● Task statement
Every line that contains the word "name" should be copied out.

● Some records
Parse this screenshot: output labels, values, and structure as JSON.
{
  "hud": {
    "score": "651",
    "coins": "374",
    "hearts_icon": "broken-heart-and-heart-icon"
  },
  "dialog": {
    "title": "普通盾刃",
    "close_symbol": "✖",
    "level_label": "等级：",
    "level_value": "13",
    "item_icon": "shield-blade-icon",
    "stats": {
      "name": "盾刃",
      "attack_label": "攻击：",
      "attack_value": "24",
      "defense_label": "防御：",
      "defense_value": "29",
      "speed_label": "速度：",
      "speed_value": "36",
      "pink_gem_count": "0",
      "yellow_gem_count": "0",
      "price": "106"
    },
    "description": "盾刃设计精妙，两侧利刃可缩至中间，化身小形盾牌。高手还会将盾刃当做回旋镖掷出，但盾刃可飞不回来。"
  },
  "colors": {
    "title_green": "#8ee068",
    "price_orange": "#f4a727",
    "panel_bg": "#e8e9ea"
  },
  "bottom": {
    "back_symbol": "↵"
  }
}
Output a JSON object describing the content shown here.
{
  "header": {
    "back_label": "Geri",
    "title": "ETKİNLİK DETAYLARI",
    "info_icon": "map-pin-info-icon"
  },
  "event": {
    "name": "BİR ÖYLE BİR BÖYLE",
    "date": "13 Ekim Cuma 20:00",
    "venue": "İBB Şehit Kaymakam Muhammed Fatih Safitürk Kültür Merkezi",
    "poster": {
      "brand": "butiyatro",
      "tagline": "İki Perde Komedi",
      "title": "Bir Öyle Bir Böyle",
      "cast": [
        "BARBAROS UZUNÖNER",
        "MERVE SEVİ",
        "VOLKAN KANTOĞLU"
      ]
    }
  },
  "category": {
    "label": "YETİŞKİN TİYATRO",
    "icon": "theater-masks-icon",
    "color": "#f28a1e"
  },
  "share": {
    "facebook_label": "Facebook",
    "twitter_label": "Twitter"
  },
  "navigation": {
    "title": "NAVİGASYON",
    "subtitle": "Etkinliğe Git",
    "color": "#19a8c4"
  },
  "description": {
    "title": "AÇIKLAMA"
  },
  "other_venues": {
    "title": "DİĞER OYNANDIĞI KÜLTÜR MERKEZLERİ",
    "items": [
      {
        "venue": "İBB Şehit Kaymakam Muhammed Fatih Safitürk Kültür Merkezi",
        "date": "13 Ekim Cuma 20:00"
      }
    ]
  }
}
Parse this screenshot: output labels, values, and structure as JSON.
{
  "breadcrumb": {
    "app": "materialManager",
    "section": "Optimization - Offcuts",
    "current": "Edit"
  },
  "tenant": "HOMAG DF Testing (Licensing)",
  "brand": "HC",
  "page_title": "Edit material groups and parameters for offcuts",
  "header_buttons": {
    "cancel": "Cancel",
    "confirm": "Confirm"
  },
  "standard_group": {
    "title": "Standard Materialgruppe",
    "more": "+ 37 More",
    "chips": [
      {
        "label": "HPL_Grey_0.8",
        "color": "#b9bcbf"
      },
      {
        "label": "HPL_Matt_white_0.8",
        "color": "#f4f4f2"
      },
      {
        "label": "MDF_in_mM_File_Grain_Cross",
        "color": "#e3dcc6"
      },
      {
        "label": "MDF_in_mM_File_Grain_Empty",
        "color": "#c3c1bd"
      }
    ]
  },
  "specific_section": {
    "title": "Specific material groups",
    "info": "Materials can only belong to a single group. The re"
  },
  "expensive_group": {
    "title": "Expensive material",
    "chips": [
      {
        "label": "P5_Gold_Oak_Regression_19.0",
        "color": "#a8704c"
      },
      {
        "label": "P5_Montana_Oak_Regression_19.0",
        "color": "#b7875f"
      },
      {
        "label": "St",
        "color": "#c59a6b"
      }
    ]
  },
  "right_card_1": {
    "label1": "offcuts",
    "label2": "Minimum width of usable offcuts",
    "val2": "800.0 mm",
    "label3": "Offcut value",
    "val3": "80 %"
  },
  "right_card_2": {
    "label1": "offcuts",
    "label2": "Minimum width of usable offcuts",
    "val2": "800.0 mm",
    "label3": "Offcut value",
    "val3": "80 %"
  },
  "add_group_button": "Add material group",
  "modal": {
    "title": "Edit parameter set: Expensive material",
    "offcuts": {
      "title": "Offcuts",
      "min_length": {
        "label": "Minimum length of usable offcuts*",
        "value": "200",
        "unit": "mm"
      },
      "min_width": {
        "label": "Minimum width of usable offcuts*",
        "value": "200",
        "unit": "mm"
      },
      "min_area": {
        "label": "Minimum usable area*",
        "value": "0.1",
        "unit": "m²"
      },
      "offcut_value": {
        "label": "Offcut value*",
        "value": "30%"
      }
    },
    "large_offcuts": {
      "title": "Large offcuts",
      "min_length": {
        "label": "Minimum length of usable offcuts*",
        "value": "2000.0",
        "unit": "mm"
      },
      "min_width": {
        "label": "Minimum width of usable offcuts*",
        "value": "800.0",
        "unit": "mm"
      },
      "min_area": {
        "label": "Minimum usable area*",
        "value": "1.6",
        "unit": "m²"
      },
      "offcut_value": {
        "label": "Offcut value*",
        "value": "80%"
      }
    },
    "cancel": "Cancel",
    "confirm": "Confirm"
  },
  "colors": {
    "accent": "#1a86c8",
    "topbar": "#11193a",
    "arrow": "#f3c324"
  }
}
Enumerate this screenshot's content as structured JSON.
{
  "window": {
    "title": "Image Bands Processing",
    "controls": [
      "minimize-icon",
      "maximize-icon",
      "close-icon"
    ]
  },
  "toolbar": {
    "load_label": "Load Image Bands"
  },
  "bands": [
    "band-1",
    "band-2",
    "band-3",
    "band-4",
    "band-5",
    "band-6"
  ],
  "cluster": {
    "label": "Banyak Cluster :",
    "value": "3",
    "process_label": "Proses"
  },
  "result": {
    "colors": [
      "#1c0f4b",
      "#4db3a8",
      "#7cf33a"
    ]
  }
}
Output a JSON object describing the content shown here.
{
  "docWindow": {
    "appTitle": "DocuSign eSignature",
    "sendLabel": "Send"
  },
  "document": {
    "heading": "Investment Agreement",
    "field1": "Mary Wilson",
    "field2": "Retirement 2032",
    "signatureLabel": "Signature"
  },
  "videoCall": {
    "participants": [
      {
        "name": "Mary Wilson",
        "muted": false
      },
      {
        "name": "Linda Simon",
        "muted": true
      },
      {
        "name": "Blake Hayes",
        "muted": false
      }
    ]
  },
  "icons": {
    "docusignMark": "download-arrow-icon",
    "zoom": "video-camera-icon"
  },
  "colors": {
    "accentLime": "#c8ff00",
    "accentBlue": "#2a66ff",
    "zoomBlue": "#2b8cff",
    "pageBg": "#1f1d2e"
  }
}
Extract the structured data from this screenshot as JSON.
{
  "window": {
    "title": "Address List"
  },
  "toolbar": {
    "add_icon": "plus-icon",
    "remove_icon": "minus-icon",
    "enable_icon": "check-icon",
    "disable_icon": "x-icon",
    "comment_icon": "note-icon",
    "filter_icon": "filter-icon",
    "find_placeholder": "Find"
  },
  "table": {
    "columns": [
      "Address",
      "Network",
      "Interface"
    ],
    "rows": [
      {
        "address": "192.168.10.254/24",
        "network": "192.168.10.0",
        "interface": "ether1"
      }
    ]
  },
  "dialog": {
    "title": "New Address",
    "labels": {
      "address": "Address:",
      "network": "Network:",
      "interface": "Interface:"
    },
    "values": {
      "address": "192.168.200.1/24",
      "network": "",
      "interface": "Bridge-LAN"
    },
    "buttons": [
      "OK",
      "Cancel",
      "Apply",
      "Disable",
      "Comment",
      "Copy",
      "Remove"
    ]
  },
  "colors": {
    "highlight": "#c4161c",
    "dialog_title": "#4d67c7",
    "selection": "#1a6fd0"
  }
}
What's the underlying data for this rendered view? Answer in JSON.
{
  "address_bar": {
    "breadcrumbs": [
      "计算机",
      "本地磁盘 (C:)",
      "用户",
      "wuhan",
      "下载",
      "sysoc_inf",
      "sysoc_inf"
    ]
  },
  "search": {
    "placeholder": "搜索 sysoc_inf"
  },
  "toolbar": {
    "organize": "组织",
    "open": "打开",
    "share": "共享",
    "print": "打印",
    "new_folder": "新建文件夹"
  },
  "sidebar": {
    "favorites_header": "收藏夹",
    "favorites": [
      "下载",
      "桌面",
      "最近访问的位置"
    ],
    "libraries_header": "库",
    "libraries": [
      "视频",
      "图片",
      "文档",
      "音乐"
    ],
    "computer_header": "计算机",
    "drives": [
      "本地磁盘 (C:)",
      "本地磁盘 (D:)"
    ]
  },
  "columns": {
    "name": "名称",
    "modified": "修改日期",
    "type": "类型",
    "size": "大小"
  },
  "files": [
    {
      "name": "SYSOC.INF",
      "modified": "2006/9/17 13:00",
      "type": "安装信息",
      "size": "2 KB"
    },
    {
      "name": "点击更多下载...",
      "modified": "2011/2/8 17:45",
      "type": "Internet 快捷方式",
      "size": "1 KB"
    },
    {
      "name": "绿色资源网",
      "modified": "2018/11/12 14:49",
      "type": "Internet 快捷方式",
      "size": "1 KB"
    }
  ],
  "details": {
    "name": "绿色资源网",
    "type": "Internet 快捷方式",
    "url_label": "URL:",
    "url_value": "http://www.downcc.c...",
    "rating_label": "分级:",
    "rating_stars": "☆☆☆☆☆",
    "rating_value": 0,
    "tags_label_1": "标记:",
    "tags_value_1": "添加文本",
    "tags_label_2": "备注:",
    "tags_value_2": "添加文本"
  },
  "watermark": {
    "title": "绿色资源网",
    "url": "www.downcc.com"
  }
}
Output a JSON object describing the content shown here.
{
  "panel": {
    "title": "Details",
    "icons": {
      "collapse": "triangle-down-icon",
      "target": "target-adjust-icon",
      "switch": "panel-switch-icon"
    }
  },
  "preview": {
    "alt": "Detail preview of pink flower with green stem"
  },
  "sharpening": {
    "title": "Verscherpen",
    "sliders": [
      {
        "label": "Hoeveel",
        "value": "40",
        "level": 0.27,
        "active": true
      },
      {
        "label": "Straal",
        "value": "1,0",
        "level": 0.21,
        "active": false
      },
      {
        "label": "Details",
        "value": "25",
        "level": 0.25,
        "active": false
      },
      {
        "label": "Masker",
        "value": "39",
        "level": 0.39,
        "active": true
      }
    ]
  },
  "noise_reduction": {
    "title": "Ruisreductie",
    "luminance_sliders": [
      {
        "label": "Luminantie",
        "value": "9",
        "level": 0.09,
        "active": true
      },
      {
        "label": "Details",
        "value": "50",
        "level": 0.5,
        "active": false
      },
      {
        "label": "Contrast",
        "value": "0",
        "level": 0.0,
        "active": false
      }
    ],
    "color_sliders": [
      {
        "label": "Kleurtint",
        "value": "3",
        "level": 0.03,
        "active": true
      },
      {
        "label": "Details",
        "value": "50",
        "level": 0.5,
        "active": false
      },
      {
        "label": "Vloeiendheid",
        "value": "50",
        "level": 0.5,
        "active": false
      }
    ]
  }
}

● Answer to this problem
      "name": "盾刃",
    "name": "BİR ÖYLE BİR BÖYLE",
        "name": "Mary Wilson",
        "name": "Linda Simon",
        "name": "Blake Hayes",
    "name": "名称",
      "name": "SYSOC.INF",
      "name": "点击更多下载...",
      "name": "绿色资源网",
    "name": "绿色资源网",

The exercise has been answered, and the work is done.